• DIRECTIONS
Look below. Copy each line that has "μετρικούς" in it.

• INPUT FOR THIS TASK

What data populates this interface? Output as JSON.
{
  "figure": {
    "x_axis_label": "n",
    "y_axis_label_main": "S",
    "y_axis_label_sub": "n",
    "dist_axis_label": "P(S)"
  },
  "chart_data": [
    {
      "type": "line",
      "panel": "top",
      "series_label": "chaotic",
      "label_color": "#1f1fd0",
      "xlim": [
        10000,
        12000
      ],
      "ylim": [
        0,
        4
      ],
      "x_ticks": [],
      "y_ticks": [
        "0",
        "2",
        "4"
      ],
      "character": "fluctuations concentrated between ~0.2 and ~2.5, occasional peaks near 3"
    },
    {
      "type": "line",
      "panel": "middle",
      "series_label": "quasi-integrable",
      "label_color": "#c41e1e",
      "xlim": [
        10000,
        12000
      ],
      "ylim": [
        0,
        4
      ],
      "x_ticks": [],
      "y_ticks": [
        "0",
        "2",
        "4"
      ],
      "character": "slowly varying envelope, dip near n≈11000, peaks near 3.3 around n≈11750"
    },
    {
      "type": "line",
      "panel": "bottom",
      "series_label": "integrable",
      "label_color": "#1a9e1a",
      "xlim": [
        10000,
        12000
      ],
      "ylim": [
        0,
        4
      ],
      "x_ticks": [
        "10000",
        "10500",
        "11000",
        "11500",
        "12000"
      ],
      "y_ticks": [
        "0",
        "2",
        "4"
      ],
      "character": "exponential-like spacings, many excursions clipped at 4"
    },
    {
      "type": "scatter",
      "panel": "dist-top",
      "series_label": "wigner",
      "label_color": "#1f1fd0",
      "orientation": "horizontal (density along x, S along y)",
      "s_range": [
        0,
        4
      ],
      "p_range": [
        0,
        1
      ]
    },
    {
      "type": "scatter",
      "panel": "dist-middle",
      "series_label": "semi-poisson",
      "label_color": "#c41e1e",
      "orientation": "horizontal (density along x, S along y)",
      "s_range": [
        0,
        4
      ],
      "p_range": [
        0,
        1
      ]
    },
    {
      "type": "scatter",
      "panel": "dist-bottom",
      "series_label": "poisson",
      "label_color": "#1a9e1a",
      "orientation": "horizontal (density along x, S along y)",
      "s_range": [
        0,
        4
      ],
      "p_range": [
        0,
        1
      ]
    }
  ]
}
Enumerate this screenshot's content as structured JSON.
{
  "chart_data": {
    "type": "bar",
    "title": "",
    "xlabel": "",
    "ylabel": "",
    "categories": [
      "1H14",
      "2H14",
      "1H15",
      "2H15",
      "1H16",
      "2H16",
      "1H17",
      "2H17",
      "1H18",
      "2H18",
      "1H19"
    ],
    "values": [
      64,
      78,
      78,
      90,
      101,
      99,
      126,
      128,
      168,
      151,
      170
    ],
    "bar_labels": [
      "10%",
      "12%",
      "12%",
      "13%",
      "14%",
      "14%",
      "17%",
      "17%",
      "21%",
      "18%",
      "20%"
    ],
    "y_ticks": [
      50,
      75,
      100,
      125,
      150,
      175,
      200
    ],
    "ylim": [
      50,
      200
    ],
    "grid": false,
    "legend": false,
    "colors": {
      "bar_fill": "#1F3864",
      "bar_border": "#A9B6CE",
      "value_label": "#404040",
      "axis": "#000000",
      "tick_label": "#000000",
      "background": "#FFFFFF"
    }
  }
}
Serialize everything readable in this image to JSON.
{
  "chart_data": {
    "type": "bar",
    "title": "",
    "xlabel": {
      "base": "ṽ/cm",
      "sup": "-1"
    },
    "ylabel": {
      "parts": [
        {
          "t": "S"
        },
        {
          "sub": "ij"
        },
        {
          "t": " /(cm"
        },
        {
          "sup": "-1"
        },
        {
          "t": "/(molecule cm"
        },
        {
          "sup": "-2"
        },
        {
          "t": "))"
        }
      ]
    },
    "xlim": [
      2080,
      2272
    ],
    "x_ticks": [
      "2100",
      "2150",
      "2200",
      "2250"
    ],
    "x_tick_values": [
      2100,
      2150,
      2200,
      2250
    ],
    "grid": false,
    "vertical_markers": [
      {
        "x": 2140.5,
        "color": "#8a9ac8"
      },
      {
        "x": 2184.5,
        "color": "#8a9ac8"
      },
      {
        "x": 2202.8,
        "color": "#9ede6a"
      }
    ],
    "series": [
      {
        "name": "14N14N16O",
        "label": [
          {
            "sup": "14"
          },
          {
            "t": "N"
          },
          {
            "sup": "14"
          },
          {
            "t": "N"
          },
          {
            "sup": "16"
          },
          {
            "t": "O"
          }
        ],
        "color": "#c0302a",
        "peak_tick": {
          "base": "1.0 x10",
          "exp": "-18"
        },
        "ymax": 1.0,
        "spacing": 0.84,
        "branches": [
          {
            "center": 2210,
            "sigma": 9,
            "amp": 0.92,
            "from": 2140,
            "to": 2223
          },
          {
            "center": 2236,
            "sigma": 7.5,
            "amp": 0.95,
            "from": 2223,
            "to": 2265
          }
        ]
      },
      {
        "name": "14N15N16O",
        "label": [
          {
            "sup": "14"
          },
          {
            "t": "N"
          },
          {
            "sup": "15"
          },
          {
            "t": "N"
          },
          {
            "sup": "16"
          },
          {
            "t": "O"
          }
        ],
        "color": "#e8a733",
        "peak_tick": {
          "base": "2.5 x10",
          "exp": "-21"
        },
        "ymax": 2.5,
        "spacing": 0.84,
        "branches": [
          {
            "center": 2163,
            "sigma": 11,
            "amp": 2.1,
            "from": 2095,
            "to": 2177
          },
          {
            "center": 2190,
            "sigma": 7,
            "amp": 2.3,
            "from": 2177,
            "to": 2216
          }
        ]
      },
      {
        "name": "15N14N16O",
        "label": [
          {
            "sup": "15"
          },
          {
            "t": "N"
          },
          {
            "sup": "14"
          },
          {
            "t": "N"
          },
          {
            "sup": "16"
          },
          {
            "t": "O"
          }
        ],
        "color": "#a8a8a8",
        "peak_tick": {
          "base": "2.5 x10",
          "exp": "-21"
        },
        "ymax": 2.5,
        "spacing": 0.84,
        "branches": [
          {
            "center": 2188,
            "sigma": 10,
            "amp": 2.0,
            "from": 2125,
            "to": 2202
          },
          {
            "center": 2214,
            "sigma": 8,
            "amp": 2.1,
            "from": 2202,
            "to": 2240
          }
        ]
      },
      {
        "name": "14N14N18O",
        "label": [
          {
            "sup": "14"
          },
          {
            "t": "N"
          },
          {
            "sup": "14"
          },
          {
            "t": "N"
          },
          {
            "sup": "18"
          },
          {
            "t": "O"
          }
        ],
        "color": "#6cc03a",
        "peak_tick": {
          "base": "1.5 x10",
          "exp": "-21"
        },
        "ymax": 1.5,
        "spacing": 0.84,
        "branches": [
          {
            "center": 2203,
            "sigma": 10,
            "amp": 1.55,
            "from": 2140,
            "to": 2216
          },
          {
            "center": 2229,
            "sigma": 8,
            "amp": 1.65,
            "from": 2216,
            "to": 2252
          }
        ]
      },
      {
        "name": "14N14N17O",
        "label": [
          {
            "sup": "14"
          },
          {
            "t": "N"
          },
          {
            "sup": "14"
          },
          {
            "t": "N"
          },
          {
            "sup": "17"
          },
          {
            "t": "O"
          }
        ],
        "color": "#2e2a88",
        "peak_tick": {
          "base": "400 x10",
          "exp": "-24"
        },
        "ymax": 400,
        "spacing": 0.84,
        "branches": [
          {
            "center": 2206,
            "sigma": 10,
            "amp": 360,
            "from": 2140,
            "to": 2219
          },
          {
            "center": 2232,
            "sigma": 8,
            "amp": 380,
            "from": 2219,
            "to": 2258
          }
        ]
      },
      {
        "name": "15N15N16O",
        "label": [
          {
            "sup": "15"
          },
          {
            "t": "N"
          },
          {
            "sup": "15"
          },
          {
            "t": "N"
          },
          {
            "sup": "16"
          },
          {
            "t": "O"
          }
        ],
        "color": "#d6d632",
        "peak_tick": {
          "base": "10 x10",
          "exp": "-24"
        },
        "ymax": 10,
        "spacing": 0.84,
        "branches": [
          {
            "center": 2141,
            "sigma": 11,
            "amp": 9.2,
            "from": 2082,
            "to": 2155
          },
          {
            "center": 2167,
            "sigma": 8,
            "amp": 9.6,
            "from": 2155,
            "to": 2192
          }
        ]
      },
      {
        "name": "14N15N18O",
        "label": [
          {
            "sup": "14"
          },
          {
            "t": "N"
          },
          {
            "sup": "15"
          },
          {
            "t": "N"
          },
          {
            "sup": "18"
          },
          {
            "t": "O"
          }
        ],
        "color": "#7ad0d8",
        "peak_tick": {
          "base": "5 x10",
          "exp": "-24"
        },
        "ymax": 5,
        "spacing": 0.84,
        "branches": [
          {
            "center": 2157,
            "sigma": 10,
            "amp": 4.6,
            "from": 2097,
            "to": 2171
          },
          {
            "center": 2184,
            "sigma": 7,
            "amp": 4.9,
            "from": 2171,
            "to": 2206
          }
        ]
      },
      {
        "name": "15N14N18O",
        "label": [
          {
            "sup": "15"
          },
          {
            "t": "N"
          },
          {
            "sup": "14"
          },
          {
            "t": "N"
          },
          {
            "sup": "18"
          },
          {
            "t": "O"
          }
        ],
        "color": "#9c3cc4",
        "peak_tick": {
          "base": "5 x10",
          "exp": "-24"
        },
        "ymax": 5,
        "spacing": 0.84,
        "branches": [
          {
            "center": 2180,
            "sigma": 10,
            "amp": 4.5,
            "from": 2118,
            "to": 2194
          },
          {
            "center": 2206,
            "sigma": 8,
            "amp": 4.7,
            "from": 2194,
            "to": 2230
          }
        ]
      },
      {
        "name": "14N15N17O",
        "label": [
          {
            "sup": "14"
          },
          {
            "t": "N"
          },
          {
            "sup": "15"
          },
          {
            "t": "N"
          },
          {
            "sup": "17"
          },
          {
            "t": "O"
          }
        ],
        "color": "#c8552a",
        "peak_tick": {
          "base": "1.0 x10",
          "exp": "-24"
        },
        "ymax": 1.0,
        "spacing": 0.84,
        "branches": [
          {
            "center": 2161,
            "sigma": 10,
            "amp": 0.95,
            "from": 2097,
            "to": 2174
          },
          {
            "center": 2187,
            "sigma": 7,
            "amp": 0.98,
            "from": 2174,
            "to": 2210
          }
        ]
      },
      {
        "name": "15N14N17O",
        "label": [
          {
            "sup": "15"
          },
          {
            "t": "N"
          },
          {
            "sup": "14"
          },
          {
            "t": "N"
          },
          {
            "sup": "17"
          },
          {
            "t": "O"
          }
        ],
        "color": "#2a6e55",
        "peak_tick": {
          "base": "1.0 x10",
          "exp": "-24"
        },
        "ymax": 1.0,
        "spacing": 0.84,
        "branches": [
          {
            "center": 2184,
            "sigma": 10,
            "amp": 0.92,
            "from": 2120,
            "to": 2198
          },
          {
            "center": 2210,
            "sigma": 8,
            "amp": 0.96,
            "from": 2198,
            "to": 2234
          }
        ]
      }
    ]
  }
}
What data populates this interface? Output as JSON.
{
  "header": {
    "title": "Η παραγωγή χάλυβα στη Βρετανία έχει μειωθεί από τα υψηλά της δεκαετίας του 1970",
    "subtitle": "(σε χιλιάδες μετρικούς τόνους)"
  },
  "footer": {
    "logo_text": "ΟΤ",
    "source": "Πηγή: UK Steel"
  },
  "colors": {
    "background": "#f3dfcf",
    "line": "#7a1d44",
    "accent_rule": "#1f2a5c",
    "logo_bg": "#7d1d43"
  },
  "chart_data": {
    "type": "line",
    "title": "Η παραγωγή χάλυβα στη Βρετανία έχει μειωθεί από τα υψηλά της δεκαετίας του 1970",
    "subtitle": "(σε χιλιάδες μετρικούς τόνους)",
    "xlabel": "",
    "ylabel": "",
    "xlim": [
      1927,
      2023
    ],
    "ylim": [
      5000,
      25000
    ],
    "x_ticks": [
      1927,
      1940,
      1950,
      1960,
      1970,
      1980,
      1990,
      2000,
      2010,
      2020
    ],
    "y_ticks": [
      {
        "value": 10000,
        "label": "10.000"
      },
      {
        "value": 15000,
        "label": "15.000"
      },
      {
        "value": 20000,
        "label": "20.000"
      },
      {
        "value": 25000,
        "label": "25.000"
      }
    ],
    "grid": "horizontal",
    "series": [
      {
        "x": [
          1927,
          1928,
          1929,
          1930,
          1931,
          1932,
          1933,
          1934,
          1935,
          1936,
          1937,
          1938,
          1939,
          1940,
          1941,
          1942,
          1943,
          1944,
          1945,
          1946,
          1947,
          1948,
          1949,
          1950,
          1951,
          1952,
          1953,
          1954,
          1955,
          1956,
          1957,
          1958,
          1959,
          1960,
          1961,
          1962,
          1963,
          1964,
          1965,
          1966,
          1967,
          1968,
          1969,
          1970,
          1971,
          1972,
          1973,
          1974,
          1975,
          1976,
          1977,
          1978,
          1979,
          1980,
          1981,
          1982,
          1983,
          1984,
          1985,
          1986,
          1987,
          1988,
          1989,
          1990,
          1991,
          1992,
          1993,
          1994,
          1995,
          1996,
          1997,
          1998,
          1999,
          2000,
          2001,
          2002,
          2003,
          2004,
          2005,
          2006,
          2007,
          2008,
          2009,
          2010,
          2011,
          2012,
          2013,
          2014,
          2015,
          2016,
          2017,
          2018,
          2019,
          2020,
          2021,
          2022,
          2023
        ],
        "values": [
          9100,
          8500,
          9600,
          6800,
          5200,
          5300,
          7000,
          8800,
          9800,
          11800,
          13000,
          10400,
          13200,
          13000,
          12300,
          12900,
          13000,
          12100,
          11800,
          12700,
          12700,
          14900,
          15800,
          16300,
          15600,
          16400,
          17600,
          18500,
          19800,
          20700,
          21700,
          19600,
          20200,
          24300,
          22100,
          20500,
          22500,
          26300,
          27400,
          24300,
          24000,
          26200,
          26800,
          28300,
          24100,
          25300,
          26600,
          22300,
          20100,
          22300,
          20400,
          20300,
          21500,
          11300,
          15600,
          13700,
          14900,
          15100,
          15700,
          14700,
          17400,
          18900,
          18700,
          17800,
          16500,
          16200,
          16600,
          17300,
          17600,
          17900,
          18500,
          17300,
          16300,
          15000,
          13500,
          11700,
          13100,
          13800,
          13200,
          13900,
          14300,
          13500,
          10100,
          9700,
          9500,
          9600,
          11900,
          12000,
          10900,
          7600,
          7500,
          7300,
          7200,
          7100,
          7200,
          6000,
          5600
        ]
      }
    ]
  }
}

• SOLUTION BELOW
    "subtitle": "(σε χιλιάδες μετρικούς τόνους)"
    "subtitle": "(σε χιλιάδες μετρικούς τόνους)",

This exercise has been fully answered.